Data supplied
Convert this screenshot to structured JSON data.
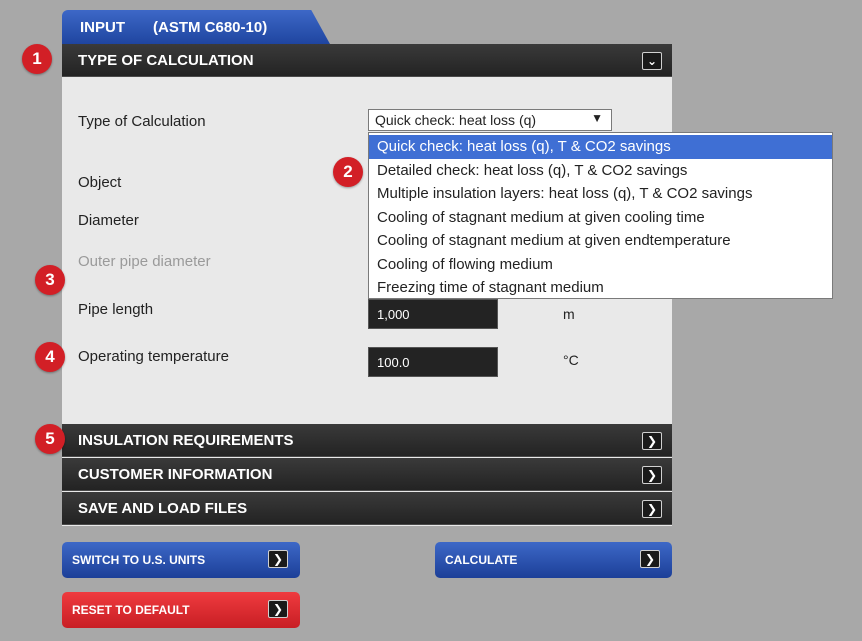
{
  "header": {
    "tab_label": "INPUT",
    "tab_standard": "(ASTM C680-10)"
  },
  "sections": {
    "type_of_calculation": "TYPE OF CALCULATION",
    "insulation_requirements": "INSULATION REQUIREMENTS",
    "customer_information": "CUSTOMER INFORMATION",
    "save_and_load_files": "SAVE AND LOAD FILES"
  },
  "form": {
    "type_label": "Type of Calculation",
    "type_selected": "Quick check: heat loss (q)",
    "object_label": "Object",
    "diameter_label": "Diameter",
    "outer_pipe_diameter_label": "Outer pipe diameter",
    "pipe_length_label": "Pipe length",
    "pipe_length_value": "1,000",
    "pipe_length_unit": "m",
    "operating_temperature_label": "Operating temperature",
    "operating_temperature_value": "100.0",
    "operating_temperature_unit": "°C"
  },
  "dropdown_options": [
    "Quick check: heat loss (q), T & CO2 savings",
    "Detailed check: heat loss (q), T & CO2 savings",
    "Multiple insulation layers: heat loss (q), T & CO2 savings",
    "Cooling of stagnant medium at given cooling time",
    "Cooling of stagnant medium at given endtemperature",
    "Cooling of flowing medium",
    "Freezing time of stagnant medium"
  ],
  "buttons": {
    "switch_units": "SWITCH TO U.S. UNITS",
    "calculate": "CALCULATE",
    "reset": "RESET TO DEFAULT"
  },
  "markers": [
    "1",
    "2",
    "3",
    "4",
    "5"
  ],
  "icons": {
    "collapse": "chevron-down-icon",
    "expand": "chevron-right-icon",
    "select_caret": "caret-down-icon"
  },
  "colors": {
    "accent_blue": "#2b55b8",
    "accent_red": "#d21f26",
    "dark_bar": "#2a2a2a",
    "panel_bg": "#e9e9e9",
    "selected_option": "#3f6fd4"
  }
}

What is expected
All of the data needs repeating exactly, but the pictures do not.

Complete answer
Convert this screenshot to structured JSON data.
{
  "header": {
    "tab_label": "INPUT",
    "tab_standard": "(ASTM C680-10)"
  },
  "sections": {
    "type_of_calculation": "TYPE OF CALCULATION",
    "insulation_requirements": "INSULATION REQUIREMENTS",
    "customer_information": "CUSTOMER INFORMATION",
    "save_and_load_files": "SAVE AND LOAD FILES"
  },
  "form": {
    "type_label": "Type of Calculation",
    "type_selected": "Quick check: heat loss (q)",
    "object_label": "Object",
    "diameter_label": "Diameter",
    "outer_pipe_diameter_label": "Outer pipe diameter",
    "pipe_length_label": "Pipe length",
    "pipe_length_value": "1,000",
    "pipe_length_unit": "m",
    "operating_temperature_label": "Operating temperature",
    "operating_temperature_value": "100.0",
    "operating_temperature_unit": "°C"
  },
  "dropdown_options": [
    "Quick check: heat loss (q), T & CO2 savings",
    "Detailed check: heat loss (q), T & CO2 savings",
    "Multiple insulation layers: heat loss (q), T & CO2 savings",
    "Cooling of stagnant medium at given cooling time",
    "Cooling of stagnant medium at given endtemperature",
    "Cooling of flowing medium",
    "Freezing time of stagnant medium"
  ],
  "buttons": {
    "switch_units": "SWITCH TO U.S. UNITS",
    "calculate": "CALCULATE",
    "reset": "RESET TO DEFAULT"
  },
  "markers": [
    "1",
    "2",
    "3",
    "4",
    "5"
  ],
  "icons": {
    "collapse": "chevron-down-icon",
    "expand": "chevron-right-icon",
    "select_caret": "caret-down-icon"
  },
  "colors": {
    "accent_blue": "#2b55b8",
    "accent_red": "#d21f26",
    "dark_bar": "#2a2a2a",
    "panel_bg": "#e9e9e9",
    "selected_option": "#3f6fd4"
  }
}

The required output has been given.